Find the string "исследования" in the entries and copy each line that has it.

........

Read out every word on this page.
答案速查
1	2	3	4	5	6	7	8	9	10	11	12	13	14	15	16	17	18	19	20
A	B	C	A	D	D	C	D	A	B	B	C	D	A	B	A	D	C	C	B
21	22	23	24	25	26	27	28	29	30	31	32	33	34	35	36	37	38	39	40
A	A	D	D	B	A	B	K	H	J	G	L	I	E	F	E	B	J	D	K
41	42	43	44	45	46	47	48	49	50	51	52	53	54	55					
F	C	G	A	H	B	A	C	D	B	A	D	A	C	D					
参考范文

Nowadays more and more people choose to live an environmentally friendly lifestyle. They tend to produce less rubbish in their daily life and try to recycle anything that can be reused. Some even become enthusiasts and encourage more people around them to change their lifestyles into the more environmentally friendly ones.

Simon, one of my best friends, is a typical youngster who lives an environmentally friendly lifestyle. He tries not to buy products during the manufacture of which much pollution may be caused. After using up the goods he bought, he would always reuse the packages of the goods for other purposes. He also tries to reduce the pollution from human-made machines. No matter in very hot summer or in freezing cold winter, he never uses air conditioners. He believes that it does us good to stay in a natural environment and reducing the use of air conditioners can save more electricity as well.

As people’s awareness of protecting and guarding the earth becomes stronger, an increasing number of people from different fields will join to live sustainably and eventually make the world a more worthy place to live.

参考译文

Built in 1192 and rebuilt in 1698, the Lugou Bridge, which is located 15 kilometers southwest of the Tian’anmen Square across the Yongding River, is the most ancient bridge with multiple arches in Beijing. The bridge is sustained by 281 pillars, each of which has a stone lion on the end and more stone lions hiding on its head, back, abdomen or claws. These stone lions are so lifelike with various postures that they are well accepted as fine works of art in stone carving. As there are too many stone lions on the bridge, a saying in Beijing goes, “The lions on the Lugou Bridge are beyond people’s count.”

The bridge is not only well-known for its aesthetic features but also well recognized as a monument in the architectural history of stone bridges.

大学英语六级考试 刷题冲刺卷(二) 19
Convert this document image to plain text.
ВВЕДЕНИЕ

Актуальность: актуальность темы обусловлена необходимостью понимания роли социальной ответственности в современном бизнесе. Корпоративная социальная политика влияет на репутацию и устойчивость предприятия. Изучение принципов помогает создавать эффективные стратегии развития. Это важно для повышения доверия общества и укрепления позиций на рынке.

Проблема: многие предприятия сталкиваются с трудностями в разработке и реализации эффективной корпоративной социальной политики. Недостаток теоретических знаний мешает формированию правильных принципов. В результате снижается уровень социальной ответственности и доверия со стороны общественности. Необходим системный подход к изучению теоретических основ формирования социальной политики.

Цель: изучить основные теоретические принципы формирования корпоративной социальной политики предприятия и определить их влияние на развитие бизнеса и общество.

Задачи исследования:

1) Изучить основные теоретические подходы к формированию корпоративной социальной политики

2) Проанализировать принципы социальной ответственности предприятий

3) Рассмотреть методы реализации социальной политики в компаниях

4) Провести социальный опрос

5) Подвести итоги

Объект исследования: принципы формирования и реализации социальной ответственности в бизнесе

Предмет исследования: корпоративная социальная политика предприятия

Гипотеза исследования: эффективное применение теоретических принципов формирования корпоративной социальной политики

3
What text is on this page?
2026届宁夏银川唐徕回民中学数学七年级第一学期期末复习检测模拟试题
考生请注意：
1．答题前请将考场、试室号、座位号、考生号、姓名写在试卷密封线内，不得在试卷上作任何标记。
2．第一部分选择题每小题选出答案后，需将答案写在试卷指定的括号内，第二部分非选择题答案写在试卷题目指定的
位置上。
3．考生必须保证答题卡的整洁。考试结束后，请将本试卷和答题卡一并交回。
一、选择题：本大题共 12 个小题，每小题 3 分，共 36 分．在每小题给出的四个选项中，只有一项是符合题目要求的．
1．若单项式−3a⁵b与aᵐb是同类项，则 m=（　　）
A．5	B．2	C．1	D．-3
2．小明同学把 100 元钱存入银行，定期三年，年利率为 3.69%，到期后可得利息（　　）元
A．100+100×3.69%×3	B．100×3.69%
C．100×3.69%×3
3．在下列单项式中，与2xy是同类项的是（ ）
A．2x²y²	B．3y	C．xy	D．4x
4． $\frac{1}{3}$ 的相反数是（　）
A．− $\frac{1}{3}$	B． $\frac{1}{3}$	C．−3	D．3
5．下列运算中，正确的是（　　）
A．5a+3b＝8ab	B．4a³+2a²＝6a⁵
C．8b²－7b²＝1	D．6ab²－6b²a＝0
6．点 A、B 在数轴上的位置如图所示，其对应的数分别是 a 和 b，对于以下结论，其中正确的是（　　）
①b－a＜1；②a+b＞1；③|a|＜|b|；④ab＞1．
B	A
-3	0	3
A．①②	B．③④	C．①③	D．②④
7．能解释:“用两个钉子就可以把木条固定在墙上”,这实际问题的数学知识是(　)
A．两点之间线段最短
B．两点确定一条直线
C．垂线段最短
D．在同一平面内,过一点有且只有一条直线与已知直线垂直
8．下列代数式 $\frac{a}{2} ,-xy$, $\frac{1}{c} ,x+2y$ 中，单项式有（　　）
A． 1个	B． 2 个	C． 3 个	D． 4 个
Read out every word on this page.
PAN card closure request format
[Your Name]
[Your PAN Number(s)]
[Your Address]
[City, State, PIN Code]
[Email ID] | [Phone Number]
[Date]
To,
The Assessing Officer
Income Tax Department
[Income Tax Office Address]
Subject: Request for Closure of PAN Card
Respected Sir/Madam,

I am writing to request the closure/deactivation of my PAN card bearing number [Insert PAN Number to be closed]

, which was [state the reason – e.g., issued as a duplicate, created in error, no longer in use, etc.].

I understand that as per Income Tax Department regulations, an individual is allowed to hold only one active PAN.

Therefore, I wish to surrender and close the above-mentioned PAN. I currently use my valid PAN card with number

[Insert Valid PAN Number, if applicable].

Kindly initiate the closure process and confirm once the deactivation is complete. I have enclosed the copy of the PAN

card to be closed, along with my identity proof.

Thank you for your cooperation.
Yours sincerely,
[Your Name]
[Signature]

........

Output below:
Задачи исследования:
Объект исследования: принципы формирования и реализации социальной ответственности в бизнесе
Предмет исследования: корпоративная социальная политика предприятия
Гипотеза исследования: эффективное применение теоретических принципов формирования корпоративной социальной политики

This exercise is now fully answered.